任务说明:
根据下面的解题报告,回答以下问题:
(a) 作者说原本写好的较详细题解为什么没有了?
(b) A 题应选哪道菜与优惠券一起使用?
(c) C 题用什么方法来判断,可以搭配什么使用?

阅读文本:
+++++

「解题报告」freee Programming Contest 2023(AtCoder Beginner Contest 310)
比赛地址:freee Programming Contest 2023(AtCoder Beginner Contest 310) - AtCoder
后记:原本写了比较详细的题解,但是,突发意外情况,它没了,所以这份题解略写了。归根结底还是懒
A - Order Something Else
贪心的选价格最小的和优惠券一起使用,最后和原价比大小即可。
/*
The code was written by yifan, and yifan is neutral!!!
*/
#include <bits/stdc++.h>
using namespace std;
typedef long long ll;
template<typename T>
inline T read() {
T x = 0;
bool fg = 0;
char ch = getchar();
while (ch < '0' || ch > '9') {
fg |= (ch == '-');
ch = getchar();
}
while (ch >= '0' && ch <= '9') {
x = (x << 3) + (x << 1) + (ch ^ 48);
ch = getchar();
}
return fg ? ~x + 1 : x;
}
const int N = 110;
int n, q, p, mn = 1e9;
int d[N];
int main() {
n = read<int>(), p = read<int>(), q = read<int>();
for (int i = 1, x; i <= n; ++ i) {
x = read<int>();
mn = min(x, mn);
}
cout << min(p, q + mn) << '\n';
return 0;
}
B - Strictly Superior
B - Strictly Superior (atcoder.jp)
按照题意模拟即可。
/*
The code was written by yifan, and yifan is neutral!!!
*/
#include <bits/stdc++.h>
using namespace std;
typedef long long ll;
template<typename T>
inline T read() {
T x = 0;
bool fg = 0;
char ch = getchar();
while (ch < '0' || ch > '9') {
fg |= (ch == '-');
ch = getchar();
}
while (ch >= '0' && ch <= '9') {
x = (x << 3) + (x << 1) + (ch ^ 48);
ch = getchar();
}
return fg ? ~x + 1 : x;
}
const int N = 110;
int n, m;
int f[N][N], p[N], c[N];
bitset<N> vis[N];
int main() {
n = read<int>(), m = read<int>();
for (int i = 1; i <= n; ++ i) {
p[i] = read<int>(), c[i] = read<int>();
for (int j = 1; j <= c[i]; ++ j) {
vis[i].set(read<int>());
}
}
for (int i = 1; i <= n; ++ i) {
for (int j = 1; j <= n; ++ j) {
if (i == j) continue ;
if (p[i] == p[j]) {
if (((vis[i] & vis[j]) == vis[i]) && (c[j] > c[i])) {
puts("Yes");
return 0;
}
}
else if (p[i] > p[j]) {
if ((vis[i] & vis[j]) == vis[i]) {
puts("Yes");
return 0;
}
}
}
}
puts("No");
return 0;
}
C - Reversible
字符串哈希来判断,可以搭配 map
来食用。

+++++

提供信息:
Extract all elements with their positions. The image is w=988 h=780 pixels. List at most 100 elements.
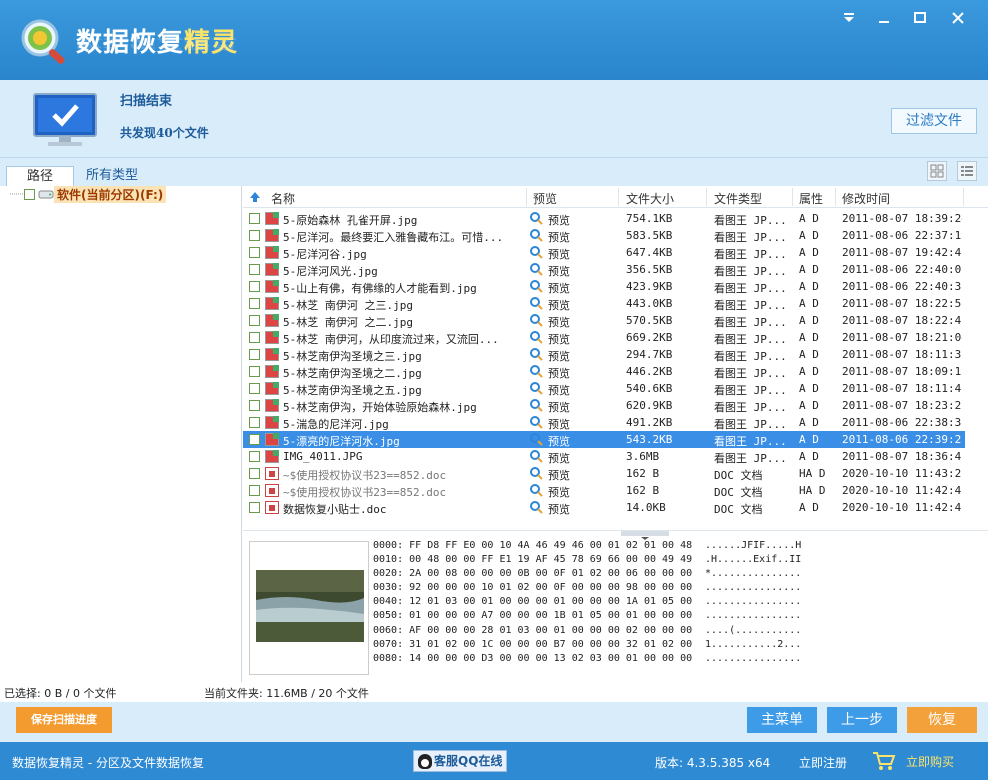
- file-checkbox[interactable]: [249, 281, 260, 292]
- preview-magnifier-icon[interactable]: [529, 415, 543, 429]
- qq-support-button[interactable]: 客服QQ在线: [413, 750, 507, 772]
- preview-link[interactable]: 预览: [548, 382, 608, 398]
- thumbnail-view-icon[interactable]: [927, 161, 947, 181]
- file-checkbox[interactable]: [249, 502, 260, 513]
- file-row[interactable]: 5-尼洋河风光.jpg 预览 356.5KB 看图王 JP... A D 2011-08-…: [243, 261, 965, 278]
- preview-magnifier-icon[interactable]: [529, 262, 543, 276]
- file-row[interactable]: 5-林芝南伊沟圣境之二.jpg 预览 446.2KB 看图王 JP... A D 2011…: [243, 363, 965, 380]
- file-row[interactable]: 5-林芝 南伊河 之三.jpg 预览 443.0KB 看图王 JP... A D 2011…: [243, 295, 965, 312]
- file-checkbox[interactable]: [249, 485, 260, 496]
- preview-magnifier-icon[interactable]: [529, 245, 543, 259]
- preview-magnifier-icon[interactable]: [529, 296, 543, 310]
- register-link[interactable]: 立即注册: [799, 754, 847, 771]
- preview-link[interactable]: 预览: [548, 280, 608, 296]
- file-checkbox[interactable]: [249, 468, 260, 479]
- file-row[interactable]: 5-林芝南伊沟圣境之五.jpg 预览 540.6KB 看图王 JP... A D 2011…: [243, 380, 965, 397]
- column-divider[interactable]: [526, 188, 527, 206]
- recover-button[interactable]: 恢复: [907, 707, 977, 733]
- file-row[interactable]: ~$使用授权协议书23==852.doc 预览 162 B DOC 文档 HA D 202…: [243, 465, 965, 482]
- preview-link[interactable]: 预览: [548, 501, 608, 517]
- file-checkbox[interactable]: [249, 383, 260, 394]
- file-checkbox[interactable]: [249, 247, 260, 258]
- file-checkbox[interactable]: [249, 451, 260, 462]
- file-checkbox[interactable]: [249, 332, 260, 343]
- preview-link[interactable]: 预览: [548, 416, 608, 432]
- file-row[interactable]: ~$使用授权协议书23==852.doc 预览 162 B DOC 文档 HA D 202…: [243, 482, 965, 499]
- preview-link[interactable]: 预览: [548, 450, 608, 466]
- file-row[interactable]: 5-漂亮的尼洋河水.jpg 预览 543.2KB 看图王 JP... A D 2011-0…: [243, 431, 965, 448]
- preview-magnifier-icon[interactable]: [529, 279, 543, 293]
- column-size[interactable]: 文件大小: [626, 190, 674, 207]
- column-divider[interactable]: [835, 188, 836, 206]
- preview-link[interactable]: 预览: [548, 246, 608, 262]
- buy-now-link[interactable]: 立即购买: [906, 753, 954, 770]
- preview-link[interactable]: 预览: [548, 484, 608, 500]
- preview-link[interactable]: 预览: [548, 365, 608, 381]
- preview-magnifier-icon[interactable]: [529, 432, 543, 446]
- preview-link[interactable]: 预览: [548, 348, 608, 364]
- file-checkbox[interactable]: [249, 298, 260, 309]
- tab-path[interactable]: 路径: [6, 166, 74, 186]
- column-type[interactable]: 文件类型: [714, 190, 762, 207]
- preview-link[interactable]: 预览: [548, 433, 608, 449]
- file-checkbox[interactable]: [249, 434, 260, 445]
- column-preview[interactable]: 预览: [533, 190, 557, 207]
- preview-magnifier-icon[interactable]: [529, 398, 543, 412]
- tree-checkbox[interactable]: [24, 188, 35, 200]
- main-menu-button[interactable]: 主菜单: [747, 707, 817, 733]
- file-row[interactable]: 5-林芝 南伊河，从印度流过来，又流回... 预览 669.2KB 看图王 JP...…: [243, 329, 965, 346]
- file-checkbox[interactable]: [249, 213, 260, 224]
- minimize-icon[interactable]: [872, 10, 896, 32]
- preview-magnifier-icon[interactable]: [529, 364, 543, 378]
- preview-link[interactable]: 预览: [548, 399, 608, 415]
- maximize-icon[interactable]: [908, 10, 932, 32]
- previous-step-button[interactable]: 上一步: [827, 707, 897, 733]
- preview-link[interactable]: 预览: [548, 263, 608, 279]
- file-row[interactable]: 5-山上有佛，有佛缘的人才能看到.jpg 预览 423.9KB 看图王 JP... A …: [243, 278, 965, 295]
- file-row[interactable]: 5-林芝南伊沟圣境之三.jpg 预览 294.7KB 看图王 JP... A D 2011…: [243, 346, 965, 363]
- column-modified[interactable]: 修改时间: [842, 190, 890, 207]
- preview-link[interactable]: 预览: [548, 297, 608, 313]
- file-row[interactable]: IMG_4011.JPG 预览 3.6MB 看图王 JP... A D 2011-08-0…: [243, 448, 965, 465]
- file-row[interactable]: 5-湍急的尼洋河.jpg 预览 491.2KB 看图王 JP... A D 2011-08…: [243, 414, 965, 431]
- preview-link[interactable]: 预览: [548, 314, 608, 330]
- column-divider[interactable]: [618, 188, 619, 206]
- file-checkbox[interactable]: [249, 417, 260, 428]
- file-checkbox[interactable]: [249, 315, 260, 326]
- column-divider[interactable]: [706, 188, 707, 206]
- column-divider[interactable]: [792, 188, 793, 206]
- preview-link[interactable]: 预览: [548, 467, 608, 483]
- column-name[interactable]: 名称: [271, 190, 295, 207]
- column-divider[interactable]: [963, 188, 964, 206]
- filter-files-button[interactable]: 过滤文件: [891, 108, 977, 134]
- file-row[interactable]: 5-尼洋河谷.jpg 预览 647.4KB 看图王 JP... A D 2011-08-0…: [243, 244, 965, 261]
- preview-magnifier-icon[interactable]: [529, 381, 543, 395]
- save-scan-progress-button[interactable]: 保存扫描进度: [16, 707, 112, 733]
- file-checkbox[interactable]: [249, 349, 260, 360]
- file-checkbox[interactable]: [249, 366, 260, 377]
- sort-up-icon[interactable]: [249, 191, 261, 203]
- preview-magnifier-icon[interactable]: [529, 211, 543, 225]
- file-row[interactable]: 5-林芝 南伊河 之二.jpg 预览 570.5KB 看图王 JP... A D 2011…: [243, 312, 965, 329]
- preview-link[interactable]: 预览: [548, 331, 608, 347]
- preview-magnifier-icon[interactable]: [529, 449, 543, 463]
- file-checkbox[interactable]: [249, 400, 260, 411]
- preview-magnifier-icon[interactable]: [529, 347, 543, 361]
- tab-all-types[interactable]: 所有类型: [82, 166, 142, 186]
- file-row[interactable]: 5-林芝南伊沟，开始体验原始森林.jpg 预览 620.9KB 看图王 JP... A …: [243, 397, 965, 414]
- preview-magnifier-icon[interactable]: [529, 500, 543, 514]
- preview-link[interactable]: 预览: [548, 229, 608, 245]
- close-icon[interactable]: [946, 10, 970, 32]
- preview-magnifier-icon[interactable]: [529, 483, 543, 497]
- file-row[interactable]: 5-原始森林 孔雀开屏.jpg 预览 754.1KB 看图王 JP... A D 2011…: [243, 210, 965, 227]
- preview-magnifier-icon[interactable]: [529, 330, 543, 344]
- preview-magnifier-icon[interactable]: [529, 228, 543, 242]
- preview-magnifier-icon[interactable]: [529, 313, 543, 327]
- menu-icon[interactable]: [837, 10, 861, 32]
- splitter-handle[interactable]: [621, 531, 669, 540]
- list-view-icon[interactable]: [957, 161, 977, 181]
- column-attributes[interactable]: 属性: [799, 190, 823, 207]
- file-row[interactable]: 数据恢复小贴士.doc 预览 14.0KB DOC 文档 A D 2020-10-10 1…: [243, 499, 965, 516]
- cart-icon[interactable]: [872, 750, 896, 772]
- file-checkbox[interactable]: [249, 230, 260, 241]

+++++

任务答案:
(a) 因为突发意外情况。
(b) 选价格最小的那道菜。
(c) 用字符串哈希来判断,可以搭配 map 使用。